[[ Excerpted text, beginning ]]
UPS agreed to pay $2 million to resolve a long-running nationwide dispute with former and current employees who claimed the company's inflexible leave policy unfairly positioned disabled workers, the U.S. Equal Employment Opportunity Commission said Tuesday.
Nearly 90 current and former employees of the Atlanta-based shipping company will receive the settlement following a lawsuit filed by the EEOC in 2009 in the U.S. District Court for the Northern District of Illinois.
The EEOC charged that UPS violated federal law when it fired disabled employees automatically when they reached 12 months of leave.
UPS has more than 434,000 employees and had revenues of $61 billion in 2016. The agency said the company’s conduct violates the Americans with Disabilities Act.
In additional to the $2 million settlement, UPS has agreed to update its policies on accommodating employees with disabilities, improve its implementation of those policies and train those who administer the disability accommodation processes.
The company, according to the terms of a consent decree, will provide the EEOC reports on accommodation requests for the next three years.
“The ADA requires companies to make a real effort to work individually with their employees with disabilities to provide them with the necessary and reasonable accommodations that will allow them to do their jobs,” said Greg Gochanour, regional attorney of the EEOC's Chicago district office, in a statement. “As a result of this lawsuit, UPS now has practices in place to better ensure that this happens.”
A lawyer for UPS, Gary Clark of Quarles & Brady in Chicago, was not immediately reached for comment.
According to the EEOC administrative investigation, which was conducted before the lawsuit was filed, Trudi Momsen, an administrative assistant with UPS, took a 12-month leave of absence from work when she experienced multiple sclerosis symptoms.
She returned to work for a few weeks, but then required more time off because of negative side effects from her medication.
She could have returned to work after the additional two-week leave, but UPS fired her for exceeding its 12-month leave policy.
The investigation found this action in violation of the ADA. Julianne Bowman, the EEOC’s Chicago district director, said that having a multiple-month leave policy alone does not guarantee compliance with the ADA.
She said such policies must also include the flexibility to work with employees with disabilities who may simply require a reasonable accommodation to return to work. “UPS has now made changes which will allow more people to keep their jobs,” Bowman said.
[[ Excerpted text, end ]]
**Directions**.
Can you reproduce, word for word, everything in the UPS settlement article from "In additional to" down to "reached for comment."?
[[ Raw data, beginning ]]
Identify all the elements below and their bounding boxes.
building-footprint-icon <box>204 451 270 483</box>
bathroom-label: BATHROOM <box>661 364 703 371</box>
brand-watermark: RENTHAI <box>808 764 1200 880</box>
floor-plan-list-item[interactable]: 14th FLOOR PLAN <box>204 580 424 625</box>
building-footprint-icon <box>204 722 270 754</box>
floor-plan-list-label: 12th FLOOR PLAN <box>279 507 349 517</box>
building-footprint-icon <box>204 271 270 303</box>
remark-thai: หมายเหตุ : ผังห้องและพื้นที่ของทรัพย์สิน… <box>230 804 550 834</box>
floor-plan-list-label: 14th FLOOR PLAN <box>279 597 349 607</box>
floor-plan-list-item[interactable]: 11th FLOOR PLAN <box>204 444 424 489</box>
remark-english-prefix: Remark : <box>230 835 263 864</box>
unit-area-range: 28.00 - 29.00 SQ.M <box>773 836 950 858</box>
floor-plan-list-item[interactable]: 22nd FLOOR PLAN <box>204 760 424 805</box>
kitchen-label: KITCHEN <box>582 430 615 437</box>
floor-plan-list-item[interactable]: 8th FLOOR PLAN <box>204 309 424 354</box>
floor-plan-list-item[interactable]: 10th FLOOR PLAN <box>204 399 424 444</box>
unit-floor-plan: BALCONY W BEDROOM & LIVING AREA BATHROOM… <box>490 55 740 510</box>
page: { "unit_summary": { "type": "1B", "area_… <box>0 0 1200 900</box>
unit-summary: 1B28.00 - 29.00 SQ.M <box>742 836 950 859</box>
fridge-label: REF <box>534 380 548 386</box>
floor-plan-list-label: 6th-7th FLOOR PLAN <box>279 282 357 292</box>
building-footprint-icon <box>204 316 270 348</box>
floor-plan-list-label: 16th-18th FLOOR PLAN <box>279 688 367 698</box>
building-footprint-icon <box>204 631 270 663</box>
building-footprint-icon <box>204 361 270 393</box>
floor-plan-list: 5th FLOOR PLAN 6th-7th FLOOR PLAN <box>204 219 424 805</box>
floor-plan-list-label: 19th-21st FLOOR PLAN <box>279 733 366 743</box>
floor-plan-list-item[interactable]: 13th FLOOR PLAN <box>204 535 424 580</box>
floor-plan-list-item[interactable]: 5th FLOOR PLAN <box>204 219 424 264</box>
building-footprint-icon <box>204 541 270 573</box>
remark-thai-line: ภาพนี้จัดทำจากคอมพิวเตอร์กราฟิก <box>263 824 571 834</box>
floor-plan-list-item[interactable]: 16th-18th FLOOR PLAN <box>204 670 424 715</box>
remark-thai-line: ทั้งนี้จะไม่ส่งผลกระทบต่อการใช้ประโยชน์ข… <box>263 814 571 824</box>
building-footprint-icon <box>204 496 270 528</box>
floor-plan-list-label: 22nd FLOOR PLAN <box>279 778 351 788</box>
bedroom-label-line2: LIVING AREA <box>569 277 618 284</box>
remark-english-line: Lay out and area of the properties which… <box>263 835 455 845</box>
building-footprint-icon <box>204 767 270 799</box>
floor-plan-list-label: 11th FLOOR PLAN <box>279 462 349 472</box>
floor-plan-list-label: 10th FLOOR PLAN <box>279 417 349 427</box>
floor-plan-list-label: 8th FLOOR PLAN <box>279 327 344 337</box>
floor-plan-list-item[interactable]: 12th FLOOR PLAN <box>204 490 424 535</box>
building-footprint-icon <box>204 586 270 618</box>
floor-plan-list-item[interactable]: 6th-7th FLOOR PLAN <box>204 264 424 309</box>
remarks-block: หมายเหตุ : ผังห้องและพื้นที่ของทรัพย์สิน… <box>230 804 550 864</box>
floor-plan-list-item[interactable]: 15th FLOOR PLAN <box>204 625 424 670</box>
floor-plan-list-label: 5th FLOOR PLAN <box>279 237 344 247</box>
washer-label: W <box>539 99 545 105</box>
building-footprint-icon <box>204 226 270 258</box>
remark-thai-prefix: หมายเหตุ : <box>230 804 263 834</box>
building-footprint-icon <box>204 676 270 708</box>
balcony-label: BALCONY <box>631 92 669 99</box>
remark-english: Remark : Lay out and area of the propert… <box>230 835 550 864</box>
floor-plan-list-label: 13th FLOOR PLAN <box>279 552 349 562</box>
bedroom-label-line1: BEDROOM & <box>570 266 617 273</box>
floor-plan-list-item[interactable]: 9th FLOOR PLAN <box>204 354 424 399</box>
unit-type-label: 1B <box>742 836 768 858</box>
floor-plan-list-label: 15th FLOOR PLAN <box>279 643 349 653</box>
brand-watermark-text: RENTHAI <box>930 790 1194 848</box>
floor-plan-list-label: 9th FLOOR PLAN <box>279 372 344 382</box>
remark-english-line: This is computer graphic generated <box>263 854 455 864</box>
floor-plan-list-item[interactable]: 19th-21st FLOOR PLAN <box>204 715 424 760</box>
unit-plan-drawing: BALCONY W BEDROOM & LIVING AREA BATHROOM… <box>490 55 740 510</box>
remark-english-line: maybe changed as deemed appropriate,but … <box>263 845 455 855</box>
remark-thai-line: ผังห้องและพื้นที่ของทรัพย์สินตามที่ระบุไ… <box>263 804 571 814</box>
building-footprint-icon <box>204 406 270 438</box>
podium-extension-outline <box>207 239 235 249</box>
[[ Raw data, end ]]
**Solution for this task**.
In additional to the $2 million settlement, UPS has agreed to update its policies on accommodating employees with disabilities, improve its implementation of those policies and train those who administer the disability accommodation processes.
The company, according to the terms of a consent decree, will provide the EEOC reports on accommodation requests for the next three years.
“The ADA requires companies to make a real effort to work individually with their employees with disabilities to provide them with the necessary and reasonable accommodations that will allow them to do their jobs,” said Greg Gochanour, regional attorney of the EEOC's Chicago district office, in a statement. “As a result of this lawsuit, UPS now has practices in place to better ensure that this happens.”
A lawyer for UPS, Gary Clark of Quarles & Brady in Chicago, was not immediately reached for comment.